→ **AIM OF THE TASK**
List each line of the data that holds the string "http", please.

→ **DATA PROVIDED**
-------------------------
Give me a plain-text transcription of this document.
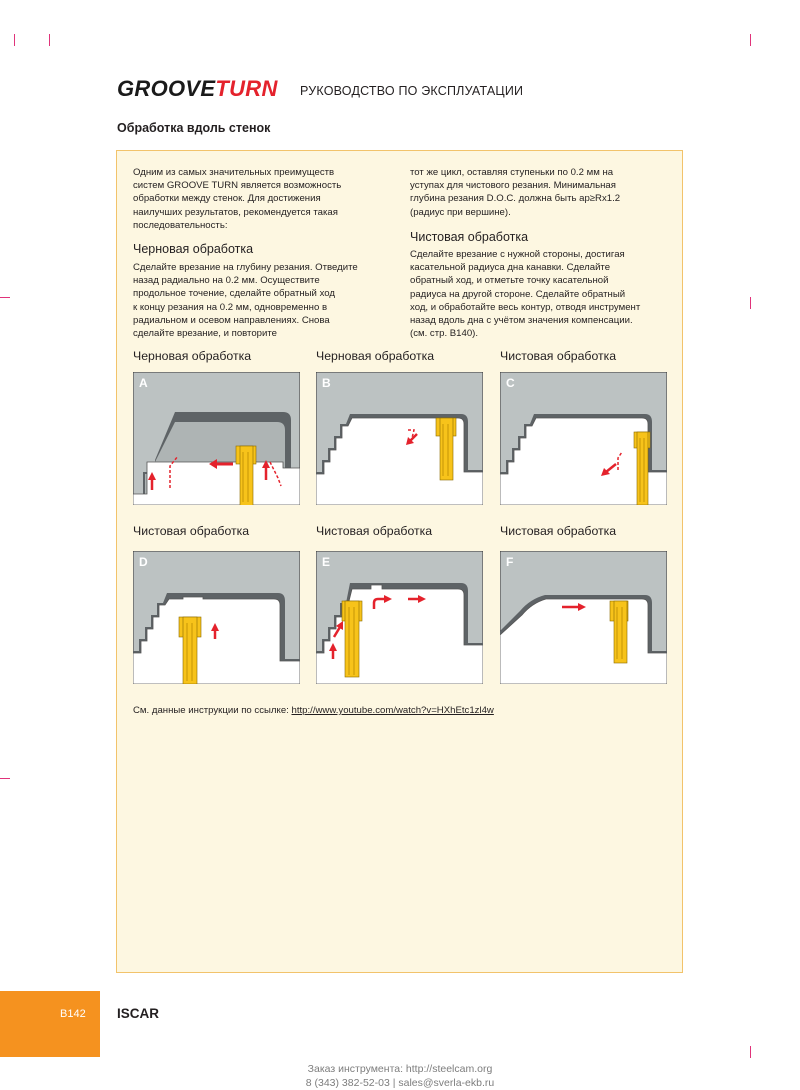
GROOVETURN РУКОВОДСТВО ПО ЭКСПЛУАТАЦИИ
Обработка вдоль стенок
Одним из самых значительных преимуществ
систем GROOVE TURN является возможность
обработки между стенок. Для достижения
наилучших результатов, рекомендуется такая
последовательность:
Черновая обработка
Сделайте врезание на глубину резания. Отведите
назад радиально на 0.2 мм. Осуществите
продольное точение, сделайте обратный ход
к концу резания на 0.2 мм, одновременно в
радиальном и осевом направлениях. Снова
сделайте врезание, и повторите
тот же цикл, оставляя ступеньки по 0.2 мм на
уступах для чистового резания. Минимальная
глубина резания D.O.C. должна быть ap≥Rx1.2
(радиус при вершине).
Чистовая обработка
Сделайте врезание с нужной стороны, достигая
касательной радиуса дна канавки. Сделайте
обратный ход, и отметьте точку касательной
радиуса на другой стороне. Сделайте обратный
ход, и обработайте весь контур, отводя инструмент
назад вдоль дна с учётом значения компенсации.
(см. стр. B140).
Черновая обработка	Черновая обработка	Чистовая обработка
Чистовая обработка	Чистовая обработка	Чистовая обработка
A	B	C
D	E	F
См. данные инструкции по ссылке: http://www.youtube.com/watch?v=HXhEtc1zl4w
B142 ISCAR
Заказ инструмента: http://steelcam.org
8 (343) 382-52-03 | sales@sverla-ekb.ru
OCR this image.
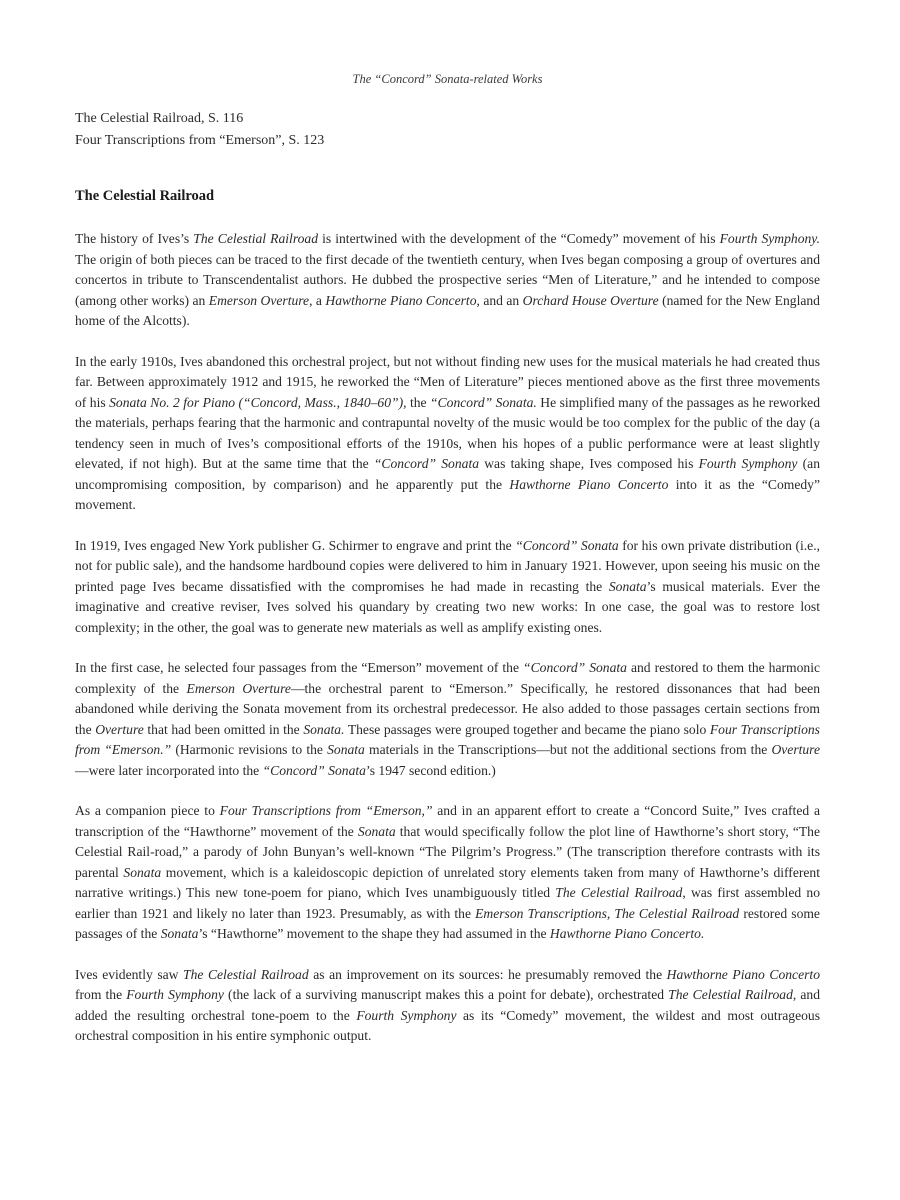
The “Concord” Sonata-related Works
The Celestial Railroad, S. 116
Four Transcriptions from “Emerson”, S. 123
The Celestial Railroad

The history of Ives’s The Celestial Railroad is intertwined with the development of the “Comedy” movement of his Fourth Symphony. The origin of both pieces can be traced to the first decade of the twentieth century, when Ives began composing a group of overtures and concertos in tribute to Transcendentalist authors. He dubbed the prospective series “Men of Literature,” and he intended to compose (among other works) an Emerson Overture, a Hawthorne Piano Concerto, and an Orchard House Overture (named for the New England home of the Alcotts).

In the early 1910s, Ives abandoned this orchestral project, but not without finding new uses for the musical materials he had created thus far. Between approximately 1912 and 1915, he reworked the “Men of Literature” pieces mentioned above as the first three movements of his Sonata No. 2 for Piano (“Concord, Mass., 1840–60”), the “Concord” Sonata. He simplified many of the passages as he reworked the materials, perhaps fearing that the harmonic and contrapuntal novelty of the music would be too complex for the public of the day (a tendency seen in much of Ives’s compositional efforts of the 1910s, when his hopes of a public performance were at least slightly elevated, if not high). But at the same time that the “Concord” Sonata was taking shape, Ives composed his Fourth Symphony (an uncompromising composition, by comparison) and he apparently put the Hawthorne Piano Concerto into it as the “Comedy” movement.

In 1919, Ives engaged New York publisher G. Schirmer to engrave and print the “Concord” Sonata for his own private distribution (i.e., not for public sale), and the handsome hardbound copies were delivered to him in January 1921. However, upon seeing his music on the printed page Ives became dissatisfied with the compromises he had made in recasting the Sonata’s musical materials. Ever the imaginative and creative reviser, Ives solved his quandary by creating two new works: In one case, the goal was to restore lost complexity; in the other, the goal was to generate new materials as well as amplify existing ones.

In the first case, he selected four passages from the “Emerson” movement of the “Concord” Sonata and restored to them the harmonic complexity of the Emerson Overture—the orchestral parent to “Emerson.” Specifically, he restored dissonances that had been abandoned while deriving the Sonata movement from its orchestral predecessor. He also added to those passages certain sections from the Overture that had been omitted in the Sonata. These passages were grouped together and became the piano solo Four Transcriptions from “Emerson.” (Harmonic revisions to the Sonata materials in the Transcriptions—but not the additional sections from the Overture—were later incorporated into the “Concord” Sonata’s 1947 second edition.)

As a companion piece to Four Transcriptions from “Emerson,” and in an apparent effort to create a “Concord Suite,” Ives crafted a transcription of the “Hawthorne” movement of the Sonata that would specifically follow the plot line of Hawthorne’s short story, “The Celestial Rail-road,” a parody of John Bunyan’s well-known “The Pilgrim’s Progress.” (The transcription therefore contrasts with its parental Sonata movement, which is a kaleidoscopic depiction of unrelated story elements taken from many of Hawthorne’s different narrative writings.) This new tone-poem for piano, which Ives unambiguously titled The Celestial Railroad, was first assembled no earlier than 1921 and likely no later than 1923. Presumably, as with the Emerson Transcriptions, The Celestial Railroad restored some passages of the Sonata’s “Hawthorne” movement to the shape they had assumed in the Hawthorne Piano Concerto.

Ives evidently saw The Celestial Railroad as an improvement on its sources: he presumably removed the Hawthorne Piano Concerto from the Fourth Symphony (the lack of a surviving manuscript makes this a point for debate), orchestrated The Celestial Railroad, and added the resulting orchestral tone-poem to the Fourth Symphony as its “Comedy” movement, the wildest and most outrageous orchestral composition in his entire symphonic output.
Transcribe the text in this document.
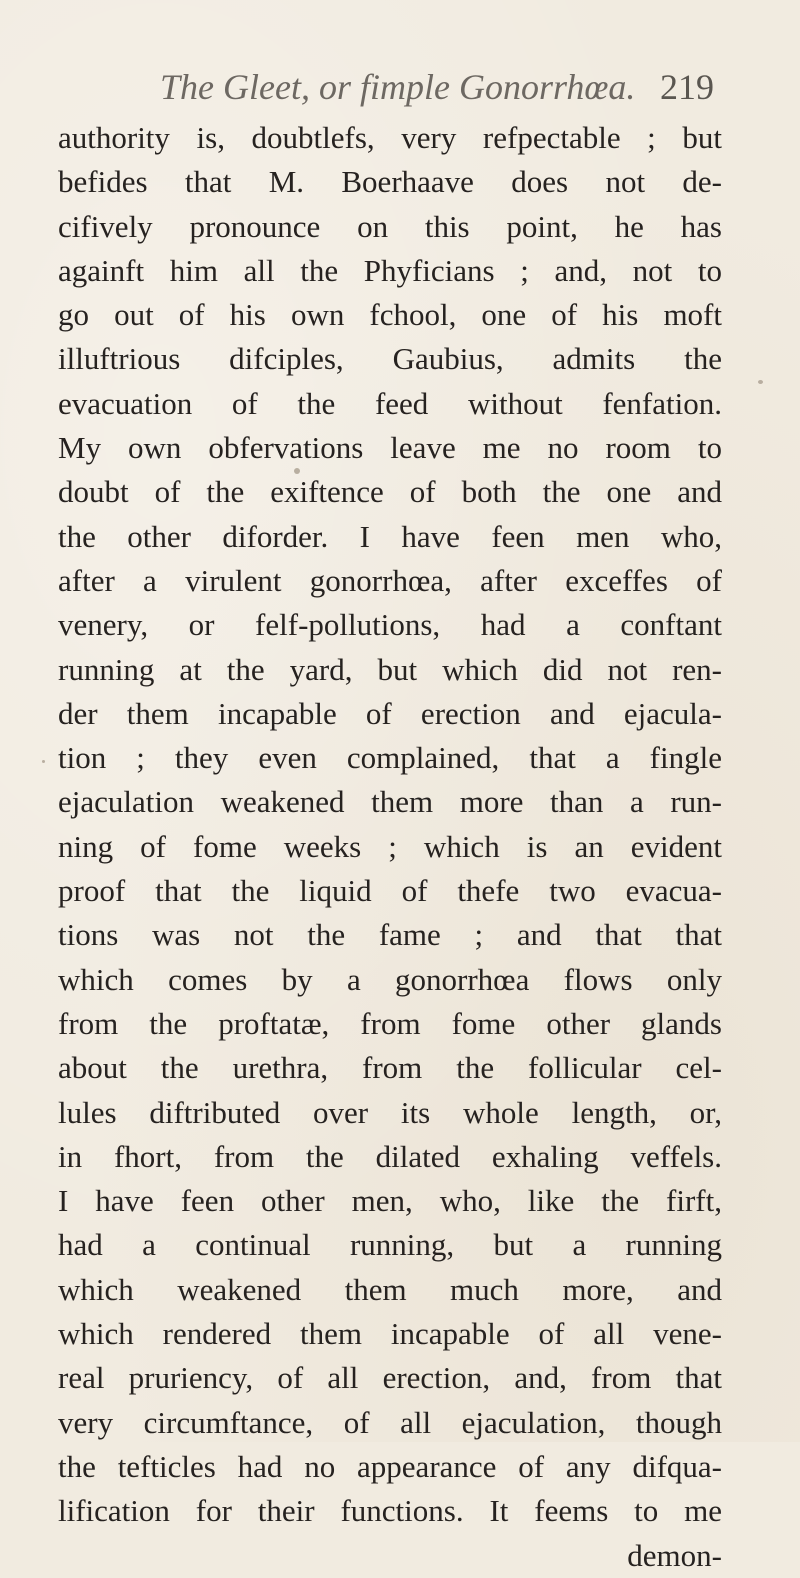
The Gleet, or fimple Gonorrhœa. 219
authority is, doubtlefs, very refpectable ; but
befides that M. Boerhaave does not de-
cifively pronounce on this point, he has
againft him all the Phyficians ; and, not to
go out of his own fchool, one of his moft
illuftrious difciples, Gaubius, admits the
evacuation of the feed without fenfation.
My own obfervations leave me no room to
doubt of the exiftence of both the one and
the other diforder. I have feen men who,
after a virulent gonorrhœa, after exceffes of
venery, or felf-pollutions, had a conftant
running at the yard, but which did not ren-
der them incapable of erection and ejacula-
tion ; they even complained, that a fingle
ejaculation weakened them more than a run-
ning of fome weeks ; which is an evident
proof that the liquid of thefe two evacua-
tions was not the fame ; and that that
which comes by a gonorrhœa flows only
from the proftatæ, from fome other glands
about the urethra, from the follicular cel-
lules diftributed over its whole length, or,
in fhort, from the dilated exhaling veffels.
I have feen other men, who, like the firft,
had a continual running, but a running
which weakened them much more, and
which rendered them incapable of all vene-
real pruriency, of all erection, and, from that
very circumftance, of all ejaculation, though
the tefticles had no appearance of any difqua-
lification for their functions. It feems to me
demon-
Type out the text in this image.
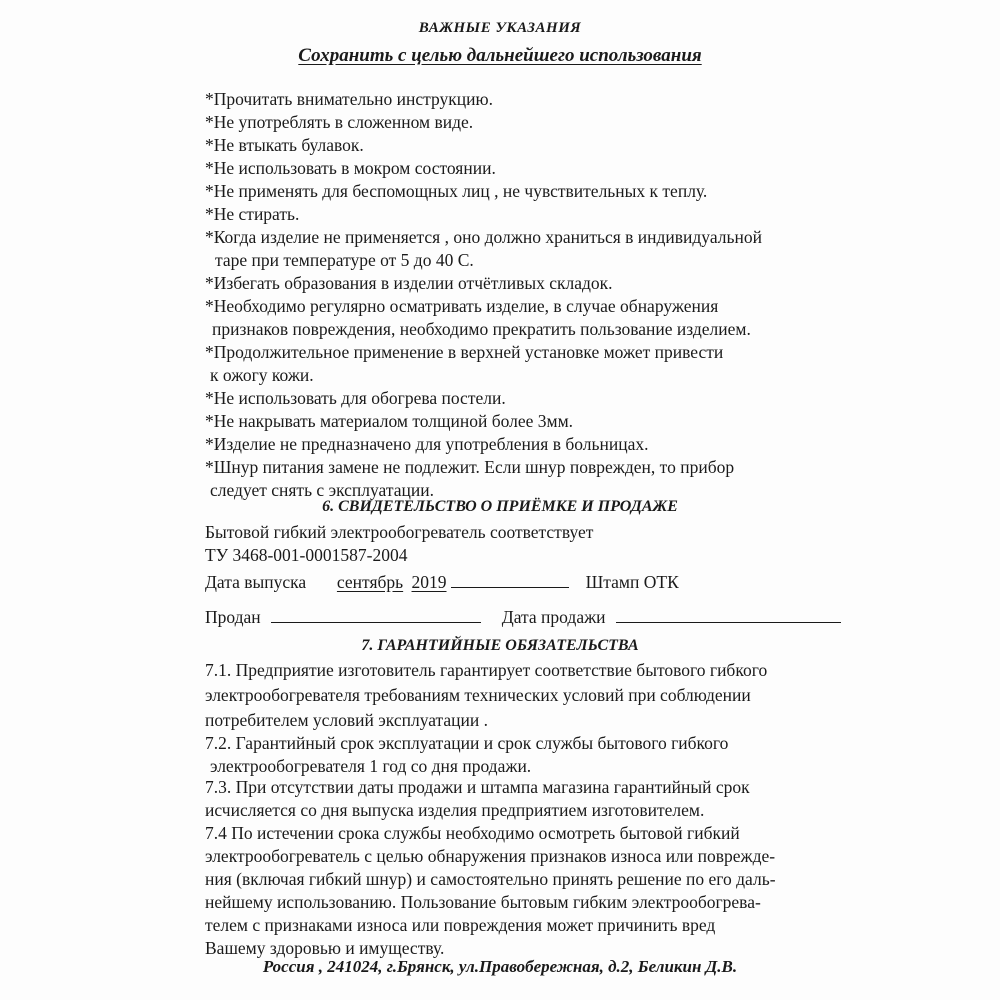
ВАЖНЫЕ УКАЗАНИЯ
Сохранить с целью дальнейшего использования
*Прочитать внимательно инструкцию.
*Не употреблять в сложенном виде.
*Не втыкать булавок.
*Не использовать в мокром состоянии.
*Не применять для беспомощных лиц , не чувствительных к теплу.
*Не стирать.
*Когда изделие не применяется , оно должно храниться в индивидуальной
таре при температуре от 5 до 40 С.
*Избегать образования в изделии отчётливых складок.
*Необходимо регулярно осматривать изделие, в случае обнаружения
признаков повреждения, необходимо прекратить пользование изделием.
*Продолжительное применение в верхней установке может привести
к ожогу кожи.
*Не использовать для обогрева постели.
*Не накрывать материалом толщиной более 3мм.
*Изделие не предназначено для употребления в больницах.
*Шнур питания замене не подлежит. Если шнур поврежден, то прибор
следует снять с эксплуатации.
6. СВИДЕТЕЛЬСТВО О ПРИЁМКЕ И ПРОДАЖЕ
Бытовой гибкий электрообогреватель соответствует
ТУ 3468-001-0001587-2004
Дата выпуска сентябрь 2019	Штамп ОТК
Продан	Дата продажи
7. ГАРАНТИЙНЫЕ ОБЯЗАТЕЛЬСТВА
7.1. Предприятие изготовитель гарантирует соответствие бытового гибкого
электрообогревателя требованиям технических условий при соблюдении
потребителем условий эксплуатации .
7.2. Гарантийный срок эксплуатации и срок службы бытового гибкого
электрообогревателя 1 год со дня продажи.
7.3. При отсутствии даты продажи и штампа магазина гарантийный срок
исчисляется со дня выпуска изделия предприятием изготовителем.
7.4 По истечении срока службы необходимо осмотреть бытовой гибкий
электрообогреватель с целью обнаружения признаков износа или поврежде-
ния (включая гибкий шнур) и самостоятельно принять решение по его даль-
нейшему использованию. Пользование бытовым гибким электрообогрева-
телем с признаками износа или повреждения может причинить вред
Вашему здоровью и имуществу.
Россия , 241024, г.Брянск, ул.Правобережная, д.2, Беликин Д.В.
-------------------------
→ **RESPONSE**
См. данные инструкции по ссылке: http://www.youtube.com/watch?v=HXhEtc1zl4w
Заказ инструмента: http://steelcam.org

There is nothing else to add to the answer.